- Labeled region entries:
------------------------

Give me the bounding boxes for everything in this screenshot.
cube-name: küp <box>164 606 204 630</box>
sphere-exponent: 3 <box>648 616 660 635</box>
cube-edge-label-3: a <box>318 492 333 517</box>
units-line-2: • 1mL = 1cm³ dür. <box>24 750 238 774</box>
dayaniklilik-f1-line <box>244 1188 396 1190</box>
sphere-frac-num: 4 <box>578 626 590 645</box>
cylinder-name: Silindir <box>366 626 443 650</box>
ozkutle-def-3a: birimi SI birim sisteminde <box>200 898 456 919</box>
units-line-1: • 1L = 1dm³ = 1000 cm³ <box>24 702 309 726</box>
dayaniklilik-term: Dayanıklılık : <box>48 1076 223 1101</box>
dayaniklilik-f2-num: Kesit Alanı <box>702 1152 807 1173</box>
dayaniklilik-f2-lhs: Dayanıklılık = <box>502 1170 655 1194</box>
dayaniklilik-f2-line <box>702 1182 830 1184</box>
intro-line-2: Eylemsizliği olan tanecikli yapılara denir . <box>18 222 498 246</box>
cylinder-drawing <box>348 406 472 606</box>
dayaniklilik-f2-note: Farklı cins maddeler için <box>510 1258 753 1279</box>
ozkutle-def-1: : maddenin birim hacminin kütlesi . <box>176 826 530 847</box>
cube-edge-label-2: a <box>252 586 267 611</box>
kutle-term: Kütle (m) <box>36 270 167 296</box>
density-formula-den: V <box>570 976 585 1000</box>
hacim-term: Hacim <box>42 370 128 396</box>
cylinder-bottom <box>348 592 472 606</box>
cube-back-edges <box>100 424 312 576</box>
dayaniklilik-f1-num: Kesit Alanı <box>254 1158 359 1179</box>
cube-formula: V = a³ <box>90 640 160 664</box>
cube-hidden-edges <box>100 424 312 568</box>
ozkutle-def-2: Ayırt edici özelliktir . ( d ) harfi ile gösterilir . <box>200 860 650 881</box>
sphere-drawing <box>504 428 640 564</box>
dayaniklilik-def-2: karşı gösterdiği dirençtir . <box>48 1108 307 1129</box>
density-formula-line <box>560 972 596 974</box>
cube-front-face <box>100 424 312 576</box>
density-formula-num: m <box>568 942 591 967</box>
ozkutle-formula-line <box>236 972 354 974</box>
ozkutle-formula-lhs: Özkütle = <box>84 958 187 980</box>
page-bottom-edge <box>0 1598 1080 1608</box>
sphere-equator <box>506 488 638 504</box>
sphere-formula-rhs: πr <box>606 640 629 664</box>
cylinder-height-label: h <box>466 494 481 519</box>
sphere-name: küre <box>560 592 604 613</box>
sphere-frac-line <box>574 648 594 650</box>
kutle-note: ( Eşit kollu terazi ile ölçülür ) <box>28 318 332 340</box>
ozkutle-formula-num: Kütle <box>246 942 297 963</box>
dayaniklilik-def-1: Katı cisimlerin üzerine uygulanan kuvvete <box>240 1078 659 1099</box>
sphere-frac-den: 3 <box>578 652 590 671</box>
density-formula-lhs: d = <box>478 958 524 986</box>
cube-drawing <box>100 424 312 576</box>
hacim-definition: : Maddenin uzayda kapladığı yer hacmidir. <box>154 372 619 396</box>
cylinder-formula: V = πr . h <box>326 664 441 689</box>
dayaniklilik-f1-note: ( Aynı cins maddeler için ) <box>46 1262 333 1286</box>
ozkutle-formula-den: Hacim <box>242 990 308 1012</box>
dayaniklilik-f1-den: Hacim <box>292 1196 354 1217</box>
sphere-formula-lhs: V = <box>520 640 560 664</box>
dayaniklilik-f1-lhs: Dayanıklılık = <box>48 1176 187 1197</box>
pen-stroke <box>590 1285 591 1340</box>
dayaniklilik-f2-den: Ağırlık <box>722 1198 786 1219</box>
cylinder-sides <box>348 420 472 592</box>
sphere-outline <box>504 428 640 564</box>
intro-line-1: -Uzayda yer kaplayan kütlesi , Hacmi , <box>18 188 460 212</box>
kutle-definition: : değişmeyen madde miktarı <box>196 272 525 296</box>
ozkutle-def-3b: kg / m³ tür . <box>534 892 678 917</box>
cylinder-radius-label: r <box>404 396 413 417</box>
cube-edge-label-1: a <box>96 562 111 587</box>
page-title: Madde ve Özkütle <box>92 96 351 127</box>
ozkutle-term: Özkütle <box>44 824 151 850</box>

------------------------

- Written exercise: Recast the entries as a Markdown table with the columns "No." and "Entry line," starting at the first line and stopping after the line containing "dayaniklilik-f2-num: Kesit Alanı". Number each row and leave out blank lines.

- Solution for this task:
| No. | Entry line |
|---|---|
| 1 | Give me the bounding boxes for everything in this screenshot. |
| 2 | cube-name: küp <box>164 606 204 630</box> |
| 3 | sphere-exponent: 3 <box>648 616 660 635</box> |
| 4 | cube-edge-label-3: a <box>318 492 333 517</box> |
| 5 | units-line-2: • 1mL = 1cm³ dür. <box>24 750 238 774</box> |
| 6 | dayaniklilik-f1-line <box>244 1188 396 1190</box> |
| 7 | sphere-frac-num: 4 <box>578 626 590 645</box> |
| 8 | cylinder-name: Silindir <box>366 626 443 650</box> |
| 9 | ozkutle-def-3a: birimi SI birim sisteminde <box>200 898 456 919</box> |
| 10 | units-line-1: • 1L = 1dm³ = 1000 cm³ <box>24 702 309 726</box> |
| 11 | dayaniklilik-term: Dayanıklılık : <box>48 1076 223 1101</box> |
| 12 | dayaniklilik-f2-num: Kesit Alanı <box>702 1152 807 1173</box> |